Dataset items |
-----
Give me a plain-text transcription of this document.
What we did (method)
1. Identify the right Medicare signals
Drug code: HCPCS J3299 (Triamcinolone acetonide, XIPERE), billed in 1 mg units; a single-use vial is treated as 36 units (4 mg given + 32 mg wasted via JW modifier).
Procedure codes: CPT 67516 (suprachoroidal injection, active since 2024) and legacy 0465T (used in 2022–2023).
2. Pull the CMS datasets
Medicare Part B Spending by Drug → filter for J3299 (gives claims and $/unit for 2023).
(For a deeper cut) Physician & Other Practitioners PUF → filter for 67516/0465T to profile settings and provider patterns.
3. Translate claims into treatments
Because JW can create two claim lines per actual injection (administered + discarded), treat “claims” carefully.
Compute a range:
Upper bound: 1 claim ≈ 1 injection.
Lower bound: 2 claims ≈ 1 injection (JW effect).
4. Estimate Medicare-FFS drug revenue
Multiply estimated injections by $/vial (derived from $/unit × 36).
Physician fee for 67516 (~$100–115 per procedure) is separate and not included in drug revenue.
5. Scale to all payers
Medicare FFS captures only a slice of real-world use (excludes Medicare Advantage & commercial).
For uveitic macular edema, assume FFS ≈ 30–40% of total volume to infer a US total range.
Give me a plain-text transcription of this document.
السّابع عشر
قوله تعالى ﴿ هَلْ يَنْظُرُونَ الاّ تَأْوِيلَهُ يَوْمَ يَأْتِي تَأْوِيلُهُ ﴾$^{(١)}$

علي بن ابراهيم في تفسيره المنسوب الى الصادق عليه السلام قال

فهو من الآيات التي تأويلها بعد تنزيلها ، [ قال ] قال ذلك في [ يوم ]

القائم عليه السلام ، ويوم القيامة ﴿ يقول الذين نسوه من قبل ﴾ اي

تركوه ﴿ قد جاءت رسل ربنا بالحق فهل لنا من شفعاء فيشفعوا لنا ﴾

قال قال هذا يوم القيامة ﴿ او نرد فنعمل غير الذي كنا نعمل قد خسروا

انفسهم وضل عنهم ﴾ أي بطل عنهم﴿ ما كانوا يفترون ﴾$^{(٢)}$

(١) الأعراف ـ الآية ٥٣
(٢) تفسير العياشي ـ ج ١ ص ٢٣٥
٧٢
-----
EXERCISE GOAL |
Retype the whole listing above exactly.

WORKED ANSWER |
Give me a plain-text transcription of this document.
What we did (method)
1. Identify the right Medicare signals
Drug code: HCPCS J3299 (Triamcinolone acetonide, XIPERE), billed in 1 mg units; a single-use vial is treated as 36 units (4 mg given + 32 mg wasted via JW modifier).
Procedure codes: CPT 67516 (suprachoroidal injection, active since 2024) and legacy 0465T (used in 2022–2023).
2. Pull the CMS datasets
Medicare Part B Spending by Drug → filter for J3299 (gives claims and $/unit for 2023).
(For a deeper cut) Physician & Other Practitioners PUF → filter for 67516/0465T to profile settings and provider patterns.
3. Translate claims into treatments
Because JW can create two claim lines per actual injection (administered + discarded), treat “claims” carefully.
Compute a range:
Upper bound: 1 claim ≈ 1 injection.
Lower bound: 2 claims ≈ 1 injection (JW effect).
4. Estimate Medicare-FFS drug revenue
Multiply estimated injections by $/vial (derived from $/unit × 36).
Physician fee for 67516 (~$100–115 per procedure) is separate and not included in drug revenue.
5. Scale to all payers
Medicare FFS captures only a slice of real-world use (excludes Medicare Advantage & commercial).
For uveitic macular edema, assume FFS ≈ 30–40% of total volume to infer a US total range.
Give me a plain-text transcription of this document.
السّابع عشر
قوله تعالى ﴿ هَلْ يَنْظُرُونَ الاّ تَأْوِيلَهُ يَوْمَ يَأْتِي تَأْوِيلُهُ ﴾$^{(١)}$

علي بن ابراهيم في تفسيره المنسوب الى الصادق عليه السلام قال

فهو من الآيات التي تأويلها بعد تنزيلها ، [ قال ] قال ذلك في [ يوم ]

القائم عليه السلام ، ويوم القيامة ﴿ يقول الذين نسوه من قبل ﴾ اي

تركوه ﴿ قد جاءت رسل ربنا بالحق فهل لنا من شفعاء فيشفعوا لنا ﴾

قال قال هذا يوم القيامة ﴿ او نرد فنعمل غير الذي كنا نعمل قد خسروا

انفسهم وضل عنهم ﴾ أي بطل عنهم﴿ ما كانوا يفترون ﴾$^{(٢)}$

(١) الأعراف ـ الآية ٥٣
(٢) تفسير العياشي ـ ج ١ ص ٢٣٥
٧٢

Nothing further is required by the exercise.